_Task inputs_
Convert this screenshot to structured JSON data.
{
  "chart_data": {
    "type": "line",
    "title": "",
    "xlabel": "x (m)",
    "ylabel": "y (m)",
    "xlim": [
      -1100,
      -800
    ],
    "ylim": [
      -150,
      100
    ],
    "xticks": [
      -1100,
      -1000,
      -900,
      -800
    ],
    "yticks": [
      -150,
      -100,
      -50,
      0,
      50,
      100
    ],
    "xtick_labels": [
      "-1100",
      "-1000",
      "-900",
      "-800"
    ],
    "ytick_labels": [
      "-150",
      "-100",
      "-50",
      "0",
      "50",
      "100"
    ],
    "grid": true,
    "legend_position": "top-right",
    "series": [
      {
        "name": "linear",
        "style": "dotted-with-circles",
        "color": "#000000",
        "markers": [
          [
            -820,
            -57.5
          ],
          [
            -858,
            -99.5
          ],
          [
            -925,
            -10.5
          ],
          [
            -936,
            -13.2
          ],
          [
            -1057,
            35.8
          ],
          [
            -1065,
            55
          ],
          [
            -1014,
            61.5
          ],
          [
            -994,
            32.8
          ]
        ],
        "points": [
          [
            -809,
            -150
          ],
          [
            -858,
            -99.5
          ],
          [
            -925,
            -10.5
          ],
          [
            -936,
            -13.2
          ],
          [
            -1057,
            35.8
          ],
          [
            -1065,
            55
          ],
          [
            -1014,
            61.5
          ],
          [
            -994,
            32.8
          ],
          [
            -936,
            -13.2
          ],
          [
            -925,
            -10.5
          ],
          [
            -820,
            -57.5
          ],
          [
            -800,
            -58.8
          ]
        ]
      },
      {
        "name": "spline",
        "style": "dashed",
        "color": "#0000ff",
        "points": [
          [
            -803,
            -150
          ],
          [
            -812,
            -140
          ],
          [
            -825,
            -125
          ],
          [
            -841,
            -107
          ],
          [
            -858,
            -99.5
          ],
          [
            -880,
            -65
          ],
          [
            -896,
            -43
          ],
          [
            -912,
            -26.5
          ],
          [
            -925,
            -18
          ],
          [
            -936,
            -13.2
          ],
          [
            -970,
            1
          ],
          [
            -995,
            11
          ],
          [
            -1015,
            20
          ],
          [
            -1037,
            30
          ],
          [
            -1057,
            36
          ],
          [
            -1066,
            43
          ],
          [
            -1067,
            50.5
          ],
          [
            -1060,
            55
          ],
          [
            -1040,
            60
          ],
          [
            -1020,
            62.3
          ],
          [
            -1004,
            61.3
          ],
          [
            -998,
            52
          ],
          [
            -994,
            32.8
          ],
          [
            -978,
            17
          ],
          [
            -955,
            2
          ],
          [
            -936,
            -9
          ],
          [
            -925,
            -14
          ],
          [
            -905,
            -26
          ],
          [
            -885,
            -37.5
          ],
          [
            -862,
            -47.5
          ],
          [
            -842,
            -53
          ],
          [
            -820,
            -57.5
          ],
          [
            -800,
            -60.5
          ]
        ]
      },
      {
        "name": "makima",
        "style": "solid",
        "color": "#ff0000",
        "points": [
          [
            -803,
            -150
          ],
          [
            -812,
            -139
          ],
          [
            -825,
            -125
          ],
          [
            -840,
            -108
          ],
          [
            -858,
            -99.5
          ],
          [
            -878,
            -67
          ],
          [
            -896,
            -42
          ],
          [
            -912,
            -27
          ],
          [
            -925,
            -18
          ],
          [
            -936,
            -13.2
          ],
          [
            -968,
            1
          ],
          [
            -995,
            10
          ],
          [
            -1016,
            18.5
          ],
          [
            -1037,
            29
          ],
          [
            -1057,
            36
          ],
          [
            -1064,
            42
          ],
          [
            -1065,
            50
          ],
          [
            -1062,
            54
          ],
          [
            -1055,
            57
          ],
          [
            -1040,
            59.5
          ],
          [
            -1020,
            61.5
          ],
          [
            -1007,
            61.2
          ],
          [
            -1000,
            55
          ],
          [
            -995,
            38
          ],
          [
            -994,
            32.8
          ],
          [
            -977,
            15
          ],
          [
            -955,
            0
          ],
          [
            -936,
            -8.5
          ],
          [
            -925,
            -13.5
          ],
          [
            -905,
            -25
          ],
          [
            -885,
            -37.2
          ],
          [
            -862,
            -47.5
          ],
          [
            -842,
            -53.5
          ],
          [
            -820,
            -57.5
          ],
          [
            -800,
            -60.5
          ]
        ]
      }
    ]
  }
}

_To do_
Your task is to return the full listing exactly as it was given.

_Complete answer_
Convert this screenshot to structured JSON data.
{
  "chart_data": {
    "type": "line",
    "title": "",
    "xlabel": "x (m)",
    "ylabel": "y (m)",
    "xlim": [
      -1100,
      -800
    ],
    "ylim": [
      -150,
      100
    ],
    "xticks": [
      -1100,
      -1000,
      -900,
      -800
    ],
    "yticks": [
      -150,
      -100,
      -50,
      0,
      50,
      100
    ],
    "xtick_labels": [
      "-1100",
      "-1000",
      "-900",
      "-800"
    ],
    "ytick_labels": [
      "-150",
      "-100",
      "-50",
      "0",
      "50",
      "100"
    ],
    "grid": true,
    "legend_position": "top-right",
    "series": [
      {
        "name": "linear",
        "style": "dotted-with-circles",
        "color": "#000000",
        "markers": [
          [
            -820,
            -57.5
          ],
          [
            -858,
            -99.5
          ],
          [
            -925,
            -10.5
          ],
          [
            -936,
            -13.2
          ],
          [
            -1057,
            35.8
          ],
          [
            -1065,
            55
          ],
          [
            -1014,
            61.5
          ],
          [
            -994,
            32.8
          ]
        ],
        "points": [
          [
            -809,
            -150
          ],
          [
            -858,
            -99.5
          ],
          [
            -925,
            -10.5
          ],
          [
            -936,
            -13.2
          ],
          [
            -1057,
            35.8
          ],
          [
            -1065,
            55
          ],
          [
            -1014,
            61.5
          ],
          [
            -994,
            32.8
          ],
          [
            -936,
            -13.2
          ],
          [
            -925,
            -10.5
          ],
          [
            -820,
            -57.5
          ],
          [
            -800,
            -58.8
          ]
        ]
      },
      {
        "name": "spline",
        "style": "dashed",
        "color": "#0000ff",
        "points": [
          [
            -803,
            -150
          ],
          [
            -812,
            -140
          ],
          [
            -825,
            -125
          ],
          [
            -841,
            -107
          ],
          [
            -858,
            -99.5
          ],
          [
            -880,
            -65
          ],
          [
            -896,
            -43
          ],
          [
            -912,
            -26.5
          ],
          [
            -925,
            -18
          ],
          [
            -936,
            -13.2
          ],
          [
            -970,
            1
          ],
          [
            -995,
            11
          ],
          [
            -1015,
            20
          ],
          [
            -1037,
            30
          ],
          [
            -1057,
            36
          ],
          [
            -1066,
            43
          ],
          [
            -1067,
            50.5
          ],
          [
            -1060,
            55
          ],
          [
            -1040,
            60
          ],
          [
            -1020,
            62.3
          ],
          [
            -1004,
            61.3
          ],
          [
            -998,
            52
          ],
          [
            -994,
            32.8
          ],
          [
            -978,
            17
          ],
          [
            -955,
            2
          ],
          [
            -936,
            -9
          ],
          [
            -925,
            -14
          ],
          [
            -905,
            -26
          ],
          [
            -885,
            -37.5
          ],
          [
            -862,
            -47.5
          ],
          [
            -842,
            -53
          ],
          [
            -820,
            -57.5
          ],
          [
            -800,
            -60.5
          ]
        ]
      },
      {
        "name": "makima",
        "style": "solid",
        "color": "#ff0000",
        "points": [
          [
            -803,
            -150
          ],
          [
            -812,
            -139
          ],
          [
            -825,
            -125
          ],
          [
            -840,
            -108
          ],
          [
            -858,
            -99.5
          ],
          [
            -878,
            -67
          ],
          [
            -896,
            -42
          ],
          [
            -912,
            -27
          ],
          [
            -925,
            -18
          ],
          [
            -936,
            -13.2
          ],
          [
            -968,
            1
          ],
          [
            -995,
            10
          ],
          [
            -1016,
            18.5
          ],
          [
            -1037,
            29
          ],
          [
            -1057,
            36
          ],
          [
            -1064,
            42
          ],
          [
            -1065,
            50
          ],
          [
            -1062,
            54
          ],
          [
            -1055,
            57
          ],
          [
            -1040,
            59.5
          ],
          [
            -1020,
            61.5
          ],
          [
            -1007,
            61.2
          ],
          [
            -1000,
            55
          ],
          [
            -995,
            38
          ],
          [
            -994,
            32.8
          ],
          [
            -977,
            15
          ],
          [
            -955,
            0
          ],
          [
            -936,
            -8.5
          ],
          [
            -925,
            -13.5
          ],
          [
            -905,
            -25
          ],
          [
            -885,
            -37.2
          ],
          [
            -862,
            -47.5
          ],
          [
            -842,
            -53.5
          ],
          [
            -820,
            -57.5
          ],
          [
            -800,
            -60.5
          ]
        ]
      }
    ]
  }
}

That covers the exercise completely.